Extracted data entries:
☆ ☆ ☆ ☆ ☆
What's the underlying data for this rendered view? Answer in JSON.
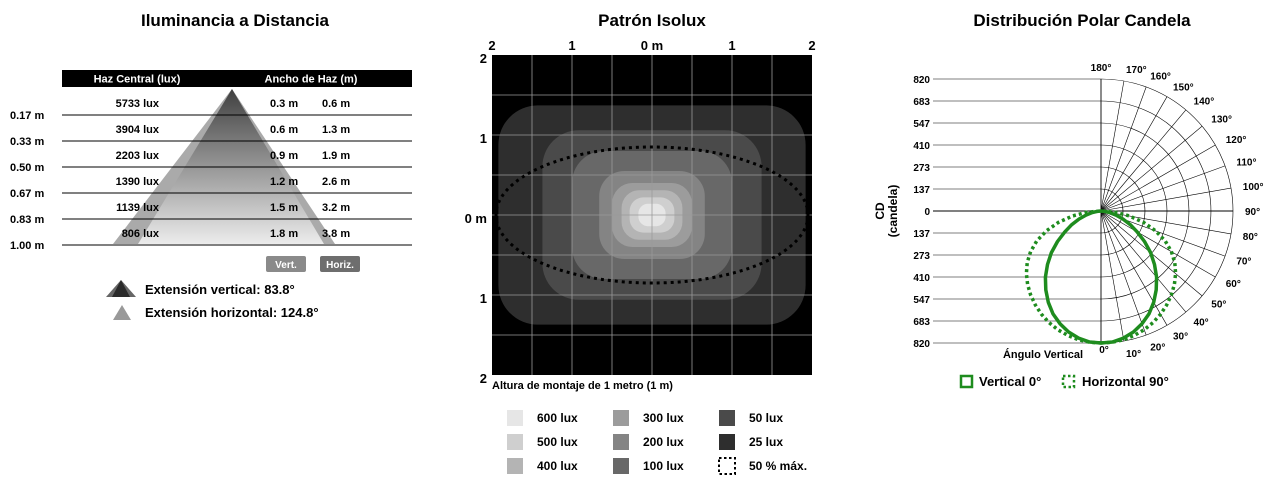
{
  "panel1": {
    "title": "Iluminancia a Distancia",
    "header_left": "Haz Central (lux)",
    "header_right": "Ancho de Haz (m)",
    "distances": [
      "0.17 m",
      "0.33 m",
      "0.50 m",
      "0.67 m",
      "0.83 m",
      "1.00 m"
    ],
    "lux_labels": [
      "5733 lux",
      "3904 lux",
      "2203 lux",
      "1390 lux",
      "1139 lux",
      "806 lux"
    ],
    "vert_widths": [
      "0.3 m",
      "0.6 m",
      "0.9 m",
      "1.2 m",
      "1.5 m",
      "1.8 m"
    ],
    "horiz_widths": [
      "0.6 m",
      "1.3 m",
      "1.9 m",
      "2.6 m",
      "3.2 m",
      "3.8 m"
    ],
    "badge_vert": "Vert.",
    "badge_horiz": "Horiz.",
    "vertical_spread": "Extensión vertical: 83.8°",
    "horizontal_spread": "Extensión horizontal: 124.8°"
  },
  "panel2": {
    "title": "Patrón Isolux",
    "top_ticks": [
      "2",
      "1",
      "0 m",
      "1",
      "2"
    ],
    "left_ticks": [
      "2",
      "1",
      "0 m",
      "1",
      "2"
    ],
    "caption": "Altura de montaje de 1 metro (1 m)",
    "legend": [
      {
        "label": "600 lux",
        "color": "#e6e6e6"
      },
      {
        "label": "500 lux",
        "color": "#cfcfcf"
      },
      {
        "label": "400 lux",
        "color": "#b4b4b4"
      },
      {
        "label": "300 lux",
        "color": "#9c9c9c"
      },
      {
        "label": "200 lux",
        "color": "#848484"
      },
      {
        "label": "100 lux",
        "color": "#686868"
      },
      {
        "label": "50 lux",
        "color": "#4a4a4a"
      },
      {
        "label": "25 lux",
        "color": "#2e2e2e"
      },
      {
        "label": "50 % máx.",
        "color": "dotted"
      }
    ]
  },
  "panel3": {
    "title": "Distribución Polar Candela",
    "y_label_1": "CD",
    "y_label_2": "(candela)",
    "cd_ticks": [
      "820",
      "683",
      "547",
      "410",
      "273",
      "137",
      "0",
      "137",
      "273",
      "410",
      "547",
      "683",
      "820"
    ],
    "angle_ticks": [
      "0°",
      "10°",
      "20°",
      "30°",
      "40°",
      "50°",
      "60°",
      "70°",
      "80°",
      "90°",
      "100°",
      "110°",
      "120°",
      "130°",
      "140°",
      "150°",
      "160°",
      "170°",
      "180°"
    ],
    "angle_axis_label": "Ángulo Vertical",
    "legend_vertical": "Vertical 0°",
    "legend_horizontal": "Horizontal 90°",
    "curve_color": "#1e8c1e"
  },
  "chart_data": [
    {
      "type": "table",
      "title": "Iluminancia a Distancia",
      "distance_m": [
        0.17,
        0.33,
        0.5,
        0.67,
        0.83,
        1.0
      ],
      "center_beam_lux": [
        5733,
        3904,
        2203,
        1390,
        1139,
        806
      ],
      "beam_width_vertical_m": [
        0.3,
        0.6,
        0.9,
        1.2,
        1.5,
        1.8
      ],
      "beam_width_horizontal_m": [
        0.6,
        1.3,
        1.9,
        2.6,
        3.2,
        3.8
      ],
      "vertical_spread_deg": 83.8,
      "horizontal_spread_deg": 124.8
    },
    {
      "type": "heatmap",
      "title": "Patrón Isolux",
      "mounting_height_m": 1,
      "x_range_m": [
        -2,
        2
      ],
      "y_range_m": [
        -2,
        2
      ],
      "levels_lux": [
        600,
        500,
        400,
        300,
        200,
        100,
        50,
        25
      ],
      "contour_half_width_m": [
        0.17,
        0.28,
        0.38,
        0.5,
        0.66,
        1.0,
        1.37,
        1.92
      ],
      "contour_half_height_m": [
        0.14,
        0.22,
        0.31,
        0.4,
        0.55,
        0.8,
        1.06,
        1.37
      ],
      "half_max_contour_half_width_m": 1.95,
      "half_max_contour_half_height_m": 0.85,
      "grid": true
    },
    {
      "type": "line",
      "title": "Distribución Polar Candela",
      "r_max_cd": 820,
      "angle_unit": "deg",
      "series": [
        {
          "name": "Vertical 0°",
          "angle_deg": [
            0,
            5,
            10,
            15,
            20,
            25,
            30,
            35,
            40,
            45,
            50,
            55,
            60,
            65,
            70,
            75,
            80,
            85,
            90
          ],
          "cd": [
            820,
            817,
            802,
            778,
            745,
            705,
            655,
            598,
            537,
            470,
            402,
            330,
            260,
            200,
            145,
            95,
            55,
            25,
            0
          ]
        },
        {
          "name": "Horizontal 90°",
          "angle_deg": [
            0,
            5,
            10,
            15,
            20,
            25,
            30,
            35,
            40,
            45,
            50,
            55,
            60,
            65,
            70,
            75,
            80,
            85,
            90
          ],
          "cd": [
            820,
            818,
            812,
            800,
            785,
            765,
            740,
            712,
            680,
            645,
            605,
            560,
            505,
            440,
            360,
            275,
            180,
            90,
            0
          ]
        }
      ]
    }
  ]
}
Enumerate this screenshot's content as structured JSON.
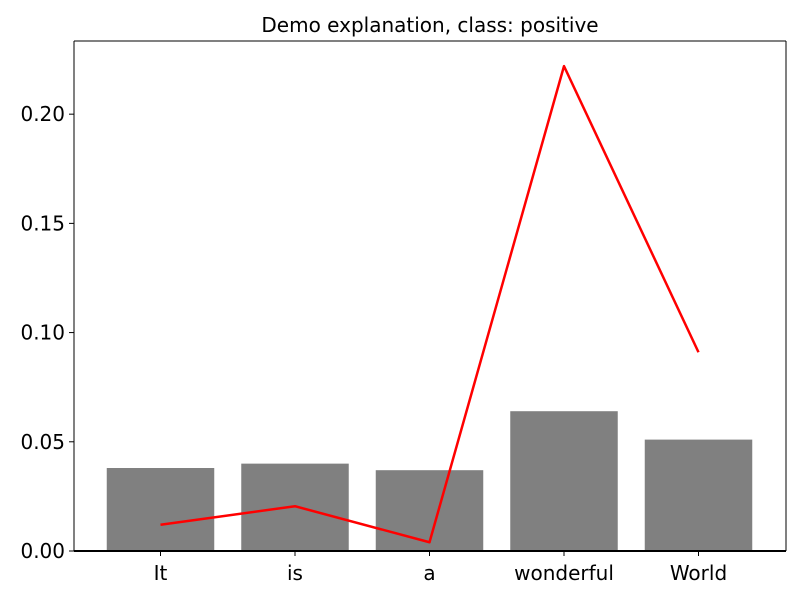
{
  "chart_data": {
    "type": "bar",
    "title": "Demo explanation, class: positive",
    "xlabel": "",
    "ylabel": "",
    "categories": [
      "It",
      "is",
      "a",
      "wonderful",
      "World"
    ],
    "bar_values": [
      0.038,
      0.04,
      0.037,
      0.064,
      0.051
    ],
    "line_values": [
      0.012,
      0.0205,
      0.004,
      0.222,
      0.091
    ],
    "ylim": [
      0.0,
      0.2335
    ],
    "yticks": [
      "0.00",
      "0.05",
      "0.10",
      "0.15",
      "0.20"
    ],
    "ytick_values": [
      0.0,
      0.05,
      0.1,
      0.15,
      0.2
    ],
    "bar_color": "#808080",
    "line_color": "#ff0000",
    "grid": false
  }
}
☆ ☆ ☆ ☆ ☆
• YOUR TASK
Extract every line from the records above that contains the word "Patrón".

• EXERCISE RESPONSE
    "title": "Patrón Isolux",
      "title": "Patrón Isolux",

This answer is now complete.